● Assignment
How many of the lines below have "yaguaretés" in them? Say the number and nothing more.

● Document content entries
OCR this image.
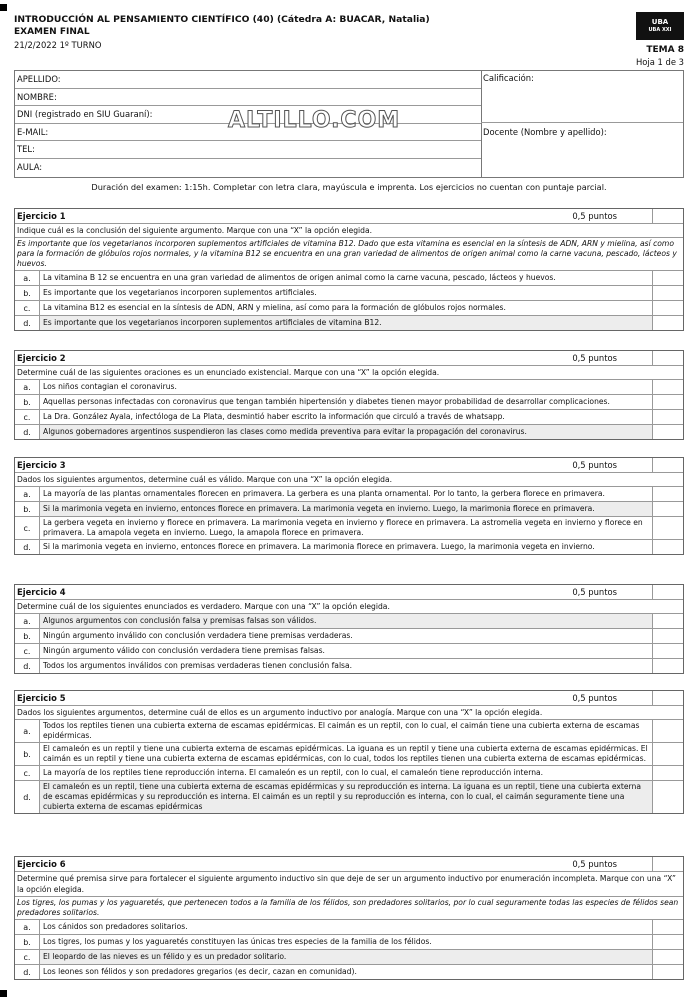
INTRODUCCIÓN AL PENSAMIENTO CIENTÍFICO (40) (Cátedra A: BUACAR, Natalia)
EXAMEN FINAL
21/2/2022 1º TURNO
UBA
UBA XXI
TEMA 8
Hoja 1 de 3
APELLIDO:
NOMBRE:
DNI (registrado en SIU Guaraní):
E-MAIL:
TEL:
AULA:
Calificación:
Docente (Nombre y apellido):
ALTILLO.COM
Duración del examen: 1:15h. Completar con letra clara, mayúscula e imprenta. Los ejercicios no cuentan con puntaje parcial.
Ejercicio 1	0,5 puntos
Indique cuál es la conclusión del siguiente argumento. Marque con una “X” la opción elegida.
Es importante que los vegetarianos incorporen suplementos artificiales de vitamina B12. Dado que esta vitamina es esencial en la síntesis de ADN, ARN y mielina, así como para la formación de glóbulos rojos normales, y la vitamina B12 se encuentra en una gran variedad de alimentos de origen animal como la carne vacuna, pescado, lácteos y huevos.
a.	La vitamina B 12 se encuentra en una gran variedad de alimentos de origen animal como la carne vacuna, pescado, lácteos y huevos.
b.	Es importante que los vegetarianos incorporen suplementos artificiales.
c.	La vitamina B12 es esencial en la síntesis de ADN, ARN y mielina, así como para la formación de glóbulos rojos normales.
d.	Es importante que los vegetarianos incorporen suplementos artificiales de vitamina B12.
Ejercicio 2	0,5 puntos
Determine cuál de las siguientes oraciones es un enunciado existencial. Marque con una “X” la opción elegida.
a.	Los niños contagian el coronavirus.
b.	Aquellas personas infectadas con coronavirus que tengan también hipertensión y diabetes tienen mayor probabilidad de desarrollar complicaciones.
c.	La Dra. González Ayala, infectóloga de La Plata, desmintió haber escrito la información que circuló a través de whatsapp.
d.	Algunos gobernadores argentinos suspendieron las clases como medida preventiva para evitar la propagación del coronavirus.
Ejercicio 3	0,5 puntos
Dados los siguientes argumentos, determine cuál es válido. Marque con una “X” la opción elegida.
a.	La mayoría de las plantas ornamentales florecen en primavera. La gerbera es una planta ornamental. Por lo tanto, la gerbera florece en primavera.
b.	Si la marimonia vegeta en invierno, entonces florece en primavera. La marimonia vegeta en invierno. Luego, la marimonia florece en primavera.
c.
La gerbera vegeta en invierno y florece en primavera. La marimonia vegeta en invierno y florece en primavera. La astromelia vegeta en invierno y florece en primavera. La amapola vegeta en invierno. Luego, la amapola florece en primavera.
d.	Si la marimonia vegeta en invierno, entonces florece en primavera. La marimonia florece en primavera. Luego, la marimonia vegeta en invierno.
Ejercicio 4	0,5 puntos
Determine cuál de los siguientes enunciados es verdadero. Marque con una “X” la opción elegida.
a.	Algunos argumentos con conclusión falsa y premisas falsas son válidos.
b.	Ningún argumento inválido con conclusión verdadera tiene premisas verdaderas.
c.	Ningún argumento válido con conclusión verdadera tiene premisas falsas.
d.	Todos los argumentos inválidos con premisas verdaderas tienen conclusión falsa.
Ejercicio 5	0,5 puntos
Dados los siguientes argumentos, determine cuál de ellos es un argumento inductivo por analogía. Marque con una “X” la opción elegida.
a.
Todos los reptiles tienen una cubierta externa de escamas epidérmicas. El caimán es un reptil, con lo cual, el caimán tiene una cubierta externa de escamas epidérmicas.
b.
El camaleón es un reptil y tiene una cubierta externa de escamas epidérmicas. La iguana es un reptil y tiene una cubierta externa de escamas epidérmicas. El caimán es un reptil y tiene una cubierta externa de escamas epidérmicas, con lo cual, todos los reptiles tienen una cubierta externa de escamas epidérmicas.
c.	La mayoría de los reptiles tiene reproducción interna. El camaleón es un reptil, con lo cual, el camaleón tiene reproducción interna.
d.
El camaleón es un reptil, tiene una cubierta externa de escamas epidérmicas y su reproducción es interna. La iguana es un reptil, tiene una cubierta externa de escamas epidérmicas y su reproducción es interna. El caimán es un reptil y su reproducción es interna, con lo cual, el caimán seguramente tiene una cubierta externa de escamas epidérmicas
Ejercicio 6	0,5 puntos
Determine qué premisa sirve para fortalecer el siguiente argumento inductivo sin que deje de ser un argumento inductivo por enumeración incompleta. Marque con una “X” la opción elegida.
Los tigres, los pumas y los yaguaretés, que pertenecen todos a la familia de los félidos, son predadores solitarios, por lo cual seguramente todas las especies de félidos sean predadores solitarios.
a.	Los cánidos son predadores solitarios.
b.	Los tigres, los pumas y los yaguaretés constituyen las únicas tres especies de la familia de los félidos.
c.	El leopardo de las nieves es un félido y es un predador solitario.
d.	Los leones son félidos y son predadores gregarios (es decir, cazan en comunidad).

● Written answer
2